What to work on: Which lines in the data below contain the word "geben"? Pull out every one of them.

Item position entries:
━━━
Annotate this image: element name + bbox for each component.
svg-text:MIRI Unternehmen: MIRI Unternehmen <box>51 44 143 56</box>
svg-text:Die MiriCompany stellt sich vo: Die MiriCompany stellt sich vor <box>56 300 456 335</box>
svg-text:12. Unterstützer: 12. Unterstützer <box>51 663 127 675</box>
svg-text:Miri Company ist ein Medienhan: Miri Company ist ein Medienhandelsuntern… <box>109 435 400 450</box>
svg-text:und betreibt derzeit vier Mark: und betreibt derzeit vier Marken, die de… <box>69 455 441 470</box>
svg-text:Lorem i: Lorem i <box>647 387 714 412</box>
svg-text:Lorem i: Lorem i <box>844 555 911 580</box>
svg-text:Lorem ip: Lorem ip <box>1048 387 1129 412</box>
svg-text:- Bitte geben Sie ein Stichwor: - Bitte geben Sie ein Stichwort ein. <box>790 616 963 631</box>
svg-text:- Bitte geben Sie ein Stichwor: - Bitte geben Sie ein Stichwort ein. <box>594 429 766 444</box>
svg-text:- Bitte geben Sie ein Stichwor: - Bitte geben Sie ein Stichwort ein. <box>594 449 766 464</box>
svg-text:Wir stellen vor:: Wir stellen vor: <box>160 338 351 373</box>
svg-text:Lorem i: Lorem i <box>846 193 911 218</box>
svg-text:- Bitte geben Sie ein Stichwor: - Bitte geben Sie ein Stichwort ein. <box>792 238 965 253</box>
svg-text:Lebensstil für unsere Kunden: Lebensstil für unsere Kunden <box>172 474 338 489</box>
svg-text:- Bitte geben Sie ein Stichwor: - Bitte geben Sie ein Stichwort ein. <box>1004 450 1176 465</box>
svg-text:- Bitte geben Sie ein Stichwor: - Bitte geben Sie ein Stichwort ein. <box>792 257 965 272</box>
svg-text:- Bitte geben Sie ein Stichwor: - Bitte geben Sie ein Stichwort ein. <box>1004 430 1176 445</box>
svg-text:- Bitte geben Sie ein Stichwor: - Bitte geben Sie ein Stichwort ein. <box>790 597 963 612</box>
━━━
Exercise result:
svg-text:- Bitte geben Sie ein Stichwor: - Bitte geben Sie ein Stichwort ein. <box>790 616 963 631</box>
svg-text:- Bitte geben Sie ein Stichwor: - Bitte geben Sie ein Stichwort ein. <box>594 429 766 444</box>
svg-text:- Bitte geben Sie ein Stichwor: - Bitte geben Sie ein Stichwort ein. <box>594 449 766 464</box>
svg-text:- Bitte geben Sie ein Stichwor: - Bitte geben Sie ein Stichwort ein. <box>792 238 965 253</box>
svg-text:- Bitte geben Sie ein Stichwor: - Bitte geben Sie ein Stichwort ein. <box>1004 450 1176 465</box>
svg-text:- Bitte geben Sie ein Stichwor: - Bitte geben Sie ein Stichwort ein. <box>792 257 965 272</box>
svg-text:- Bitte geben Sie ein Stichwor: - Bitte geben Sie ein Stichwort ein. <box>1004 430 1176 445</box>
svg-text:- Bitte geben Sie ein Stichwor: - Bitte geben Sie ein Stichwort ein. <box>790 597 963 612</box>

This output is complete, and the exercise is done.